-- BEGIN Provided information --

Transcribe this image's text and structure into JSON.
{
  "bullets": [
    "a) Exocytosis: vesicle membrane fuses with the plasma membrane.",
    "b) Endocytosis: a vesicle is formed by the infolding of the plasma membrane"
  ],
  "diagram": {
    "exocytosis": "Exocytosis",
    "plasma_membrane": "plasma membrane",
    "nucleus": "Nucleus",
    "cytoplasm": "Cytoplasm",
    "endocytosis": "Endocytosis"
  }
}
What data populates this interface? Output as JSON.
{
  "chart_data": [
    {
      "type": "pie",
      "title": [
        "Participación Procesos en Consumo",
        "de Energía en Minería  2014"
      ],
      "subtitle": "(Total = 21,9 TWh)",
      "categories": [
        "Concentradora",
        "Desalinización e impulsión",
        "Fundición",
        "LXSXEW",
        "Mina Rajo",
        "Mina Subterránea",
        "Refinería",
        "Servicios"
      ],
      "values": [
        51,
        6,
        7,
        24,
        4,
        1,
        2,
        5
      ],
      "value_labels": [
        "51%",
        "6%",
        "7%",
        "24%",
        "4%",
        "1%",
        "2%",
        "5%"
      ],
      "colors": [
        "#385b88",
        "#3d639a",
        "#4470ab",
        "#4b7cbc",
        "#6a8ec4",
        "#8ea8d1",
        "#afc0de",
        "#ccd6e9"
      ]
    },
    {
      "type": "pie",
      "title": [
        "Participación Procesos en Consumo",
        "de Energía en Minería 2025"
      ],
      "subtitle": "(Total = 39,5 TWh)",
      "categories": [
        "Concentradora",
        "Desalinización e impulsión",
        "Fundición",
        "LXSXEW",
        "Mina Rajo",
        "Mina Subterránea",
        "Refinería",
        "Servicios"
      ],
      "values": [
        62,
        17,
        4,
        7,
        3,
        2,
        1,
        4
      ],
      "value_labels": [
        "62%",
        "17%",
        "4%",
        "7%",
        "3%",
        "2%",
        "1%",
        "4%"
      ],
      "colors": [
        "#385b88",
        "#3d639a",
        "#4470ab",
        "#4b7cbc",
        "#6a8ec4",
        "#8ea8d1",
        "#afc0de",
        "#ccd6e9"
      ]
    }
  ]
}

-- END Provided information --

■ Set problem ■
Identify all lines in the records above with the word "Minería".

■ The response ■
        "de Energía en Minería  2014"
        "de Energía en Minería 2025"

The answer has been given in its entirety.